[Records from a collection]
-=-=-=-=-

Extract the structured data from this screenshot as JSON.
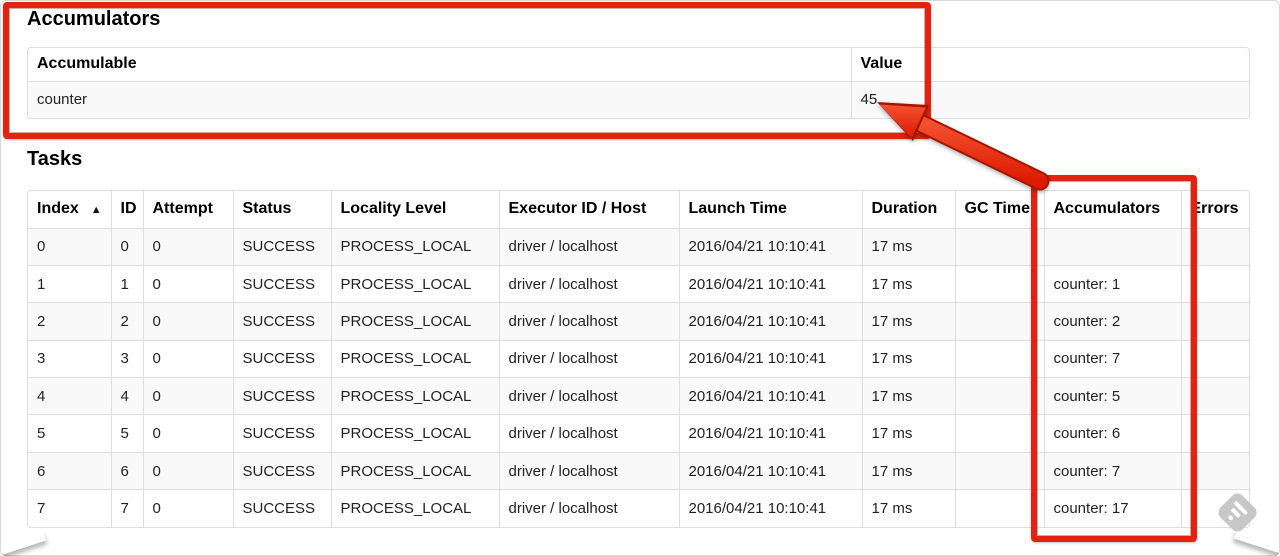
{
  "accumulators_section": {
    "title": "Accumulators",
    "table": {
      "headers": [
        "Accumulable",
        "Value"
      ],
      "rows": [
        [
          "counter",
          "45"
        ]
      ]
    }
  },
  "tasks_section": {
    "title": "Tasks",
    "table": {
      "sort_icon": "▲",
      "headers": [
        "Index",
        "ID",
        "Attempt",
        "Status",
        "Locality Level",
        "Executor ID / Host",
        "Launch Time",
        "Duration",
        "GC Time",
        "Accumulators",
        "Errors"
      ],
      "rows": [
        {
          "index": "0",
          "id": "0",
          "attempt": "0",
          "status": "SUCCESS",
          "locality_level": "PROCESS_LOCAL",
          "executor_id_host": "driver / localhost",
          "launch_time": "2016/04/21 10:10:41",
          "duration": "17 ms",
          "gc_time": "",
          "accumulators": "",
          "errors": ""
        },
        {
          "index": "1",
          "id": "1",
          "attempt": "0",
          "status": "SUCCESS",
          "locality_level": "PROCESS_LOCAL",
          "executor_id_host": "driver / localhost",
          "launch_time": "2016/04/21 10:10:41",
          "duration": "17 ms",
          "gc_time": "",
          "accumulators": "counter: 1",
          "errors": ""
        },
        {
          "index": "2",
          "id": "2",
          "attempt": "0",
          "status": "SUCCESS",
          "locality_level": "PROCESS_LOCAL",
          "executor_id_host": "driver / localhost",
          "launch_time": "2016/04/21 10:10:41",
          "duration": "17 ms",
          "gc_time": "",
          "accumulators": "counter: 2",
          "errors": ""
        },
        {
          "index": "3",
          "id": "3",
          "attempt": "0",
          "status": "SUCCESS",
          "locality_level": "PROCESS_LOCAL",
          "executor_id_host": "driver / localhost",
          "launch_time": "2016/04/21 10:10:41",
          "duration": "17 ms",
          "gc_time": "",
          "accumulators": "counter: 7",
          "errors": ""
        },
        {
          "index": "4",
          "id": "4",
          "attempt": "0",
          "status": "SUCCESS",
          "locality_level": "PROCESS_LOCAL",
          "executor_id_host": "driver / localhost",
          "launch_time": "2016/04/21 10:10:41",
          "duration": "17 ms",
          "gc_time": "",
          "accumulators": "counter: 5",
          "errors": ""
        },
        {
          "index": "5",
          "id": "5",
          "attempt": "0",
          "status": "SUCCESS",
          "locality_level": "PROCESS_LOCAL",
          "executor_id_host": "driver / localhost",
          "launch_time": "2016/04/21 10:10:41",
          "duration": "17 ms",
          "gc_time": "",
          "accumulators": "counter: 6",
          "errors": ""
        },
        {
          "index": "6",
          "id": "6",
          "attempt": "0",
          "status": "SUCCESS",
          "locality_level": "PROCESS_LOCAL",
          "executor_id_host": "driver / localhost",
          "launch_time": "2016/04/21 10:10:41",
          "duration": "17 ms",
          "gc_time": "",
          "accumulators": "counter: 7",
          "errors": ""
        },
        {
          "index": "7",
          "id": "7",
          "attempt": "0",
          "status": "SUCCESS",
          "locality_level": "PROCESS_LOCAL",
          "executor_id_host": "driver / localhost",
          "launch_time": "2016/04/21 10:10:41",
          "duration": "17 ms",
          "gc_time": "",
          "accumulators": "counter: 17",
          "errors": ""
        }
      ]
    }
  },
  "annotations": {
    "highlight_color": "#e32310"
  },
  "watermark": {
    "icon": "feedly-diamond-icon"
  }
}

-=-=-=-=-

◆ WRITTEN PROBLEM
Verbatim reproduction of every record is required; images are left out.

◆ EXERCISE ANSWER
Extract the structured data from this screenshot as JSON.
{
  "accumulators_section": {
    "title": "Accumulators",
    "table": {
      "headers": [
        "Accumulable",
        "Value"
      ],
      "rows": [
        [
          "counter",
          "45"
        ]
      ]
    }
  },
  "tasks_section": {
    "title": "Tasks",
    "table": {
      "sort_icon": "▲",
      "headers": [
        "Index",
        "ID",
        "Attempt",
        "Status",
        "Locality Level",
        "Executor ID / Host",
        "Launch Time",
        "Duration",
        "GC Time",
        "Accumulators",
        "Errors"
      ],
      "rows": [
        {
          "index": "0",
          "id": "0",
          "attempt": "0",
          "status": "SUCCESS",
          "locality_level": "PROCESS_LOCAL",
          "executor_id_host": "driver / localhost",
          "launch_time": "2016/04/21 10:10:41",
          "duration": "17 ms",
          "gc_time": "",
          "accumulators": "",
          "errors": ""
        },
        {
          "index": "1",
          "id": "1",
          "attempt": "0",
          "status": "SUCCESS",
          "locality_level": "PROCESS_LOCAL",
          "executor_id_host": "driver / localhost",
          "launch_time": "2016/04/21 10:10:41",
          "duration": "17 ms",
          "gc_time": "",
          "accumulators": "counter: 1",
          "errors": ""
        },
        {
          "index": "2",
          "id": "2",
          "attempt": "0",
          "status": "SUCCESS",
          "locality_level": "PROCESS_LOCAL",
          "executor_id_host": "driver / localhost",
          "launch_time": "2016/04/21 10:10:41",
          "duration": "17 ms",
          "gc_time": "",
          "accumulators": "counter: 2",
          "errors": ""
        },
        {
          "index": "3",
          "id": "3",
          "attempt": "0",
          "status": "SUCCESS",
          "locality_level": "PROCESS_LOCAL",
          "executor_id_host": "driver / localhost",
          "launch_time": "2016/04/21 10:10:41",
          "duration": "17 ms",
          "gc_time": "",
          "accumulators": "counter: 7",
          "errors": ""
        },
        {
          "index": "4",
          "id": "4",
          "attempt": "0",
          "status": "SUCCESS",
          "locality_level": "PROCESS_LOCAL",
          "executor_id_host": "driver / localhost",
          "launch_time": "2016/04/21 10:10:41",
          "duration": "17 ms",
          "gc_time": "",
          "accumulators": "counter: 5",
          "errors": ""
        },
        {
          "index": "5",
          "id": "5",
          "attempt": "0",
          "status": "SUCCESS",
          "locality_level": "PROCESS_LOCAL",
          "executor_id_host": "driver / localhost",
          "launch_time": "2016/04/21 10:10:41",
          "duration": "17 ms",
          "gc_time": "",
          "accumulators": "counter: 6",
          "errors": ""
        },
        {
          "index": "6",
          "id": "6",
          "attempt": "0",
          "status": "SUCCESS",
          "locality_level": "PROCESS_LOCAL",
          "executor_id_host": "driver / localhost",
          "launch_time": "2016/04/21 10:10:41",
          "duration": "17 ms",
          "gc_time": "",
          "accumulators": "counter: 7",
          "errors": ""
        },
        {
          "index": "7",
          "id": "7",
          "attempt": "0",
          "status": "SUCCESS",
          "locality_level": "PROCESS_LOCAL",
          "executor_id_host": "driver / localhost",
          "launch_time": "2016/04/21 10:10:41",
          "duration": "17 ms",
          "gc_time": "",
          "accumulators": "counter: 17",
          "errors": ""
        }
      ]
    }
  },
  "annotations": {
    "highlight_color": "#e32310"
  },
  "watermark": {
    "icon": "feedly-diamond-icon"
  }
}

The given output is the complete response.